----- Extracted entries -----
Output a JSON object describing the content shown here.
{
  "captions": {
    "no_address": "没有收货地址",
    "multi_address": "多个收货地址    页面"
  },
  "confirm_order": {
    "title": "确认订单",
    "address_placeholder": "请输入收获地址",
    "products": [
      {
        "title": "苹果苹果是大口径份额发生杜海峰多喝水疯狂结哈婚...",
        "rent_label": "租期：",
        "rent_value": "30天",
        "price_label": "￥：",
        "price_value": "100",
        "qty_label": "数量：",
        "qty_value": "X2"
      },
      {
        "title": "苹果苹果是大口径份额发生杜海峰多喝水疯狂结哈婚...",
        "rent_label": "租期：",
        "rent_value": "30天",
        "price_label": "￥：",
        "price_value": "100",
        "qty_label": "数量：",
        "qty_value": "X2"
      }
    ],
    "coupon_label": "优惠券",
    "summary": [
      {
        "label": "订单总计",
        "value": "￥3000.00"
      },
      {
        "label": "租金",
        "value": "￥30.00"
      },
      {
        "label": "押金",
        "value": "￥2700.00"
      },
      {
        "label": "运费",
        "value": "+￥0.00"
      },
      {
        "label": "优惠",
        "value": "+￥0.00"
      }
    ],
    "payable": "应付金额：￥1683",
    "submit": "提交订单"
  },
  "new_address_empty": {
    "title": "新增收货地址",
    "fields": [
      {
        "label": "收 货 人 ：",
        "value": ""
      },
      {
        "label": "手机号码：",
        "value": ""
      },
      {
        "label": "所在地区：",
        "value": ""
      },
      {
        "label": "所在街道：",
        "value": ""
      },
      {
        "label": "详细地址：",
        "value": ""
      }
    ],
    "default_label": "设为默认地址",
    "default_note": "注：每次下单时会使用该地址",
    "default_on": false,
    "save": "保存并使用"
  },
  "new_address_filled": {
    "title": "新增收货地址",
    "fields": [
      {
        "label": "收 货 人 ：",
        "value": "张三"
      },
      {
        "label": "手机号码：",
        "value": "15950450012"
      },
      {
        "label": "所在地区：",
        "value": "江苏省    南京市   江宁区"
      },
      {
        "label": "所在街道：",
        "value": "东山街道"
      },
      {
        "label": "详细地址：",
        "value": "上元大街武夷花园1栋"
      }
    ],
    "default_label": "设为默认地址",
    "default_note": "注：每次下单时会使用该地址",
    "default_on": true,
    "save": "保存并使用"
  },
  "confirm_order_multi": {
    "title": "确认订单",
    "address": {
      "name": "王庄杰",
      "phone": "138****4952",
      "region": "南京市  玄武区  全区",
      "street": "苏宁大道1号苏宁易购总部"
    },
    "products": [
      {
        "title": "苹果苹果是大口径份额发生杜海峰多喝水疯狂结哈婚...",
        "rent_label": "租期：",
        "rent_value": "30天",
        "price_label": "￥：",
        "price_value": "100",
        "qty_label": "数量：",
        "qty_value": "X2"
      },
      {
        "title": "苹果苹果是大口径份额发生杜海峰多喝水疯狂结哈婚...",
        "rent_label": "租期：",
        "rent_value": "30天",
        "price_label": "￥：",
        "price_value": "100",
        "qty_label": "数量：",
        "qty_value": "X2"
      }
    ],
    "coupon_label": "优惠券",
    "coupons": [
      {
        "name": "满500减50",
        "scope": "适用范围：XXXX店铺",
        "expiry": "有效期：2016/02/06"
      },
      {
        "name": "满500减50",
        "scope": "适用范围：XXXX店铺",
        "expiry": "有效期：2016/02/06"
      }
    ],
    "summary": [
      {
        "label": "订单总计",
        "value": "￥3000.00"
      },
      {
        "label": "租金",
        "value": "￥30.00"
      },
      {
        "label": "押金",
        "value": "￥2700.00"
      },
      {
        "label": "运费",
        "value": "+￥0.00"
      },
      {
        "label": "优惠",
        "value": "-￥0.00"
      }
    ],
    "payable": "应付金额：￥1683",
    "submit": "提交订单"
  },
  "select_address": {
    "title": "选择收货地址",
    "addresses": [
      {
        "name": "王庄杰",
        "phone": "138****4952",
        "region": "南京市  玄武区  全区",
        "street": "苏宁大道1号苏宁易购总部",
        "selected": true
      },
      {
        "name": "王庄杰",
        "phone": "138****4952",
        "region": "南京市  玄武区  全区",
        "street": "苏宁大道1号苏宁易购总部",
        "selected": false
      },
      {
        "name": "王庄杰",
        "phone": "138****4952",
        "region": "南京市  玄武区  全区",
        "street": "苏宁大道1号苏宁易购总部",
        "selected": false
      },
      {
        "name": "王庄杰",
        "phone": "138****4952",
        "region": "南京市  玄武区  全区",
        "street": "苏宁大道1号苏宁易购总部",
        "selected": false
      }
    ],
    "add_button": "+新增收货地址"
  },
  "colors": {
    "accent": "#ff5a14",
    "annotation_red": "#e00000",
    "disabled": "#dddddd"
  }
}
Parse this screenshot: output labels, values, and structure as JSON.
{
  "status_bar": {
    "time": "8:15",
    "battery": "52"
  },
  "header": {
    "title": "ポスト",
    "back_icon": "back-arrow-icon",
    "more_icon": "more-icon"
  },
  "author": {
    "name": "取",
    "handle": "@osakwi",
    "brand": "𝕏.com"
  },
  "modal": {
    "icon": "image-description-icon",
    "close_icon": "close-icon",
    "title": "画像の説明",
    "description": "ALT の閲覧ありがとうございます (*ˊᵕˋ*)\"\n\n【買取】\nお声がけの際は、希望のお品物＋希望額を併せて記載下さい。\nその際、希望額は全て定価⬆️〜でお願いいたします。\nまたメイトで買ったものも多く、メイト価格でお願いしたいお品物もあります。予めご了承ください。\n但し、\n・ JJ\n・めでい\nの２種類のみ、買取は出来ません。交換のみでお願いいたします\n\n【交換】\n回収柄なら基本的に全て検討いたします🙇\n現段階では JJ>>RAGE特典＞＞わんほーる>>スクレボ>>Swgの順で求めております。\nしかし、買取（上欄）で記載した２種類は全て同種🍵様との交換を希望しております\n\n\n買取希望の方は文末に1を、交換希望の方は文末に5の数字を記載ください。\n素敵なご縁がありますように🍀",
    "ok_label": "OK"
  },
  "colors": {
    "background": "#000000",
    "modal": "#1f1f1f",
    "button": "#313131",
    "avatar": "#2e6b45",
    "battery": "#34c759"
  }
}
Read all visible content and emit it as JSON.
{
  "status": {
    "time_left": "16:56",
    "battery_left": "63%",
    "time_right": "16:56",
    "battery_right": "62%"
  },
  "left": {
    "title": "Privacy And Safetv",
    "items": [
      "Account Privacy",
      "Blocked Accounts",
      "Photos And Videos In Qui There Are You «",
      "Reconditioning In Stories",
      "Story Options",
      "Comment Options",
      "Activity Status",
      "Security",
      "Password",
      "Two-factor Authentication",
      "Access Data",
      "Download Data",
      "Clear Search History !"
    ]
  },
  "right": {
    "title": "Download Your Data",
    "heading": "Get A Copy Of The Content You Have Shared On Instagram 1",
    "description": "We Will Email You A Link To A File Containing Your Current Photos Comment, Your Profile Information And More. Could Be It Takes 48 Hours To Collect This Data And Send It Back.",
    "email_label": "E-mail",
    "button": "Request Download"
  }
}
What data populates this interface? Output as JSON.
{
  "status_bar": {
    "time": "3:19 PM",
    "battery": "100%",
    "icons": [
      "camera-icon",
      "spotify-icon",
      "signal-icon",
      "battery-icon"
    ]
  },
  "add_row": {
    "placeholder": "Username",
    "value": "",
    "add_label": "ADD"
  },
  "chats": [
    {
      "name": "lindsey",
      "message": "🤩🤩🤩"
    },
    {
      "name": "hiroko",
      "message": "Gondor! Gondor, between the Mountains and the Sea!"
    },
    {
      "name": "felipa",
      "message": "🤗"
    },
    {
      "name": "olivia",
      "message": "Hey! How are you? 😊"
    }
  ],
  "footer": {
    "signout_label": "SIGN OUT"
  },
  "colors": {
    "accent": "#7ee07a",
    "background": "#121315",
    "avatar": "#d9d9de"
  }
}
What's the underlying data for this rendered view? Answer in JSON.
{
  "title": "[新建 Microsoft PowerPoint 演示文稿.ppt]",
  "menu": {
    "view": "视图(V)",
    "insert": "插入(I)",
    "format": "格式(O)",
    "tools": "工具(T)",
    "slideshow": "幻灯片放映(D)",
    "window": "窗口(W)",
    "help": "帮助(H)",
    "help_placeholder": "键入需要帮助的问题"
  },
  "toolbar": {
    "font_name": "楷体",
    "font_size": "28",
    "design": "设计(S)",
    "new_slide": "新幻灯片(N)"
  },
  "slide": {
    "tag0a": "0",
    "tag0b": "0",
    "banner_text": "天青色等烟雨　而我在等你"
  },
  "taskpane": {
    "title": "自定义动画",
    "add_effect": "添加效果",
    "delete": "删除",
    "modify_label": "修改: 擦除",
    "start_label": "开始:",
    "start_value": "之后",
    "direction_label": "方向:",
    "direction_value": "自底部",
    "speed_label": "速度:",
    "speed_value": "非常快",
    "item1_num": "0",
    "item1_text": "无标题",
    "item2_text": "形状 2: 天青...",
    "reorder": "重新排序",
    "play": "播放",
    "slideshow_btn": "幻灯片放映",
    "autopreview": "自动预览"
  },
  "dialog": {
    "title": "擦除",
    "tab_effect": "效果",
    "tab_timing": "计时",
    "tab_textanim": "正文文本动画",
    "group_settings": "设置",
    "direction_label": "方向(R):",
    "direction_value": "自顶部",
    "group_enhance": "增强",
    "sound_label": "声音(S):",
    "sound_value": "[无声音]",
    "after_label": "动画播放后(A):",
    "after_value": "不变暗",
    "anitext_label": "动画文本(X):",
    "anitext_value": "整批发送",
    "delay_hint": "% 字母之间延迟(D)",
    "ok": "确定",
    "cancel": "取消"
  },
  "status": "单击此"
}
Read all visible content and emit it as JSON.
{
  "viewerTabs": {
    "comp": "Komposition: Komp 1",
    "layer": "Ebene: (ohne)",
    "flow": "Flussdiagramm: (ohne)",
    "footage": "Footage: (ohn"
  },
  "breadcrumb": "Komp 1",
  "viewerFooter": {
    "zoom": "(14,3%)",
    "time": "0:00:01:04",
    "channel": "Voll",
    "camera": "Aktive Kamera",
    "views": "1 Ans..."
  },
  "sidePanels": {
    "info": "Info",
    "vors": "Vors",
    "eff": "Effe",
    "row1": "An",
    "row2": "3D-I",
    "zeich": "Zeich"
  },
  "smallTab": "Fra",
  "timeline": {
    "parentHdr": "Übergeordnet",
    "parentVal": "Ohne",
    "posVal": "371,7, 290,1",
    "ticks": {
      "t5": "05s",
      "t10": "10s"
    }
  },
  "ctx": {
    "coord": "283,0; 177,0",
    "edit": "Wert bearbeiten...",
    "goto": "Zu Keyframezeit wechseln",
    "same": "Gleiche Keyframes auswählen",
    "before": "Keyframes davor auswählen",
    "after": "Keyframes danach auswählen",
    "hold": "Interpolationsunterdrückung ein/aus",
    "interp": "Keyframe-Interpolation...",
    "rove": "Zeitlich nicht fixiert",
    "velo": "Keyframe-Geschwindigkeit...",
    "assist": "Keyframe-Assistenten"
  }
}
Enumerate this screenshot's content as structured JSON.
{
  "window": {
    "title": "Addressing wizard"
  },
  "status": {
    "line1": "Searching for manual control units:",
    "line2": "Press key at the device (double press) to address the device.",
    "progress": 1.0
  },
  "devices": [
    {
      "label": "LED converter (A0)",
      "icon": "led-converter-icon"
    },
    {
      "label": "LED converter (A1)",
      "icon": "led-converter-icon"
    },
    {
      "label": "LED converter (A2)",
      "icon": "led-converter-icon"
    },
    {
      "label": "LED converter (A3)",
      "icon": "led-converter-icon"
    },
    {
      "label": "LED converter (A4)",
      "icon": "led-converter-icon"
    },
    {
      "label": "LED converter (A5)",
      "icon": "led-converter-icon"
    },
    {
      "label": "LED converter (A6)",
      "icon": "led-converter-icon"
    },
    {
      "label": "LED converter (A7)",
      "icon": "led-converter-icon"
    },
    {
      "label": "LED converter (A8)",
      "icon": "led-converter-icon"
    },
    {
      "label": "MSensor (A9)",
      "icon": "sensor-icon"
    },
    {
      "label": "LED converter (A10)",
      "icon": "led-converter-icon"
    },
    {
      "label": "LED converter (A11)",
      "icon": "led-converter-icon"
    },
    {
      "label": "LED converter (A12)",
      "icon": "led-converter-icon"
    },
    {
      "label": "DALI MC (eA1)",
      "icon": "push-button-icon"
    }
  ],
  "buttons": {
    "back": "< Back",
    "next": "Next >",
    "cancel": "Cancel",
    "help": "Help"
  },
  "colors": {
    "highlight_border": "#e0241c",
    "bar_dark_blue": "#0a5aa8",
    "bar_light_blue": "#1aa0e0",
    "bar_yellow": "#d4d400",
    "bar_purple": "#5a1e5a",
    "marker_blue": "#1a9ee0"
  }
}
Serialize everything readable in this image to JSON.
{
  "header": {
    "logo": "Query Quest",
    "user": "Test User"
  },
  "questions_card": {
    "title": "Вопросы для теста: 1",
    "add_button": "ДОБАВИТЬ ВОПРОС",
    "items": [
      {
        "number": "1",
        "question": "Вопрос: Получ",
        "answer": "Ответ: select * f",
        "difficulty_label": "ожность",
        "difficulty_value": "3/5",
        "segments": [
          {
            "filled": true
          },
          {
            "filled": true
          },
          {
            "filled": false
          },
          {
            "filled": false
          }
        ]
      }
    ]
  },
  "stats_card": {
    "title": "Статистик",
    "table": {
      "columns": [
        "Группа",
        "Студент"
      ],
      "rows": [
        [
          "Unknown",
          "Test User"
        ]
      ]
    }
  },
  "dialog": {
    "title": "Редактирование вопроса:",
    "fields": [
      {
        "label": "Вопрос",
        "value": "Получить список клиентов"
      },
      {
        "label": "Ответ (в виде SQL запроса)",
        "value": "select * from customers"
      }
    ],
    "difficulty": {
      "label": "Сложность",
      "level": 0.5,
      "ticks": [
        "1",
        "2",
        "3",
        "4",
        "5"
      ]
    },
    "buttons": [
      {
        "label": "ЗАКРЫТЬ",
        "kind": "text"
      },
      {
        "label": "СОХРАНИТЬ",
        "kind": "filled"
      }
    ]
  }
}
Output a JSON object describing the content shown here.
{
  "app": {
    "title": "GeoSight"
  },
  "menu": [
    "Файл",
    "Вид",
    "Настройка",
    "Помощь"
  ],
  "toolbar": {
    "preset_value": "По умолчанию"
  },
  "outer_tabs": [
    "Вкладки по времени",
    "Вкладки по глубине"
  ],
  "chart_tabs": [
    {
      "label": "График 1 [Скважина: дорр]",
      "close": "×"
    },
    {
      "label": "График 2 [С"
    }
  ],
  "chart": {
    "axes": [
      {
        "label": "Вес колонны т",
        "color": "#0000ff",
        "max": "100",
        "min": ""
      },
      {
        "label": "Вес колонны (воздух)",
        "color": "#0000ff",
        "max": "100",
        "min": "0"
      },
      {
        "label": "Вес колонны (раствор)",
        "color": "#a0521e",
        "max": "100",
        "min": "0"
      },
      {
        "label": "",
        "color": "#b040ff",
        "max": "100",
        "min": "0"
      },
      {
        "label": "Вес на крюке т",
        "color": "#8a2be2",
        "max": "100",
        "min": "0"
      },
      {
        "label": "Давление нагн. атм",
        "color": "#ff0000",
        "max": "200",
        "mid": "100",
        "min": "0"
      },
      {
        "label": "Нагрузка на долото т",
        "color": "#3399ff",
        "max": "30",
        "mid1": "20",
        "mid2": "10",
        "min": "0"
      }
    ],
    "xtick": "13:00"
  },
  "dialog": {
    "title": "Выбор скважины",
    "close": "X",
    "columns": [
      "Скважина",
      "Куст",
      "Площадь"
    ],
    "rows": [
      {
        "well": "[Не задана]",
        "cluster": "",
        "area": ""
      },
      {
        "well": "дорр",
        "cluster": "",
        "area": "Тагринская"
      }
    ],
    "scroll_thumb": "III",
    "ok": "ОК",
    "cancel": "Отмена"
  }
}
-----
* _To do_
Return all the lines that contain the string "Ответ".

* _Answer in full_
        "answer": "Ответ: select * f",
        "label": "Ответ (в виде SQL запроса)",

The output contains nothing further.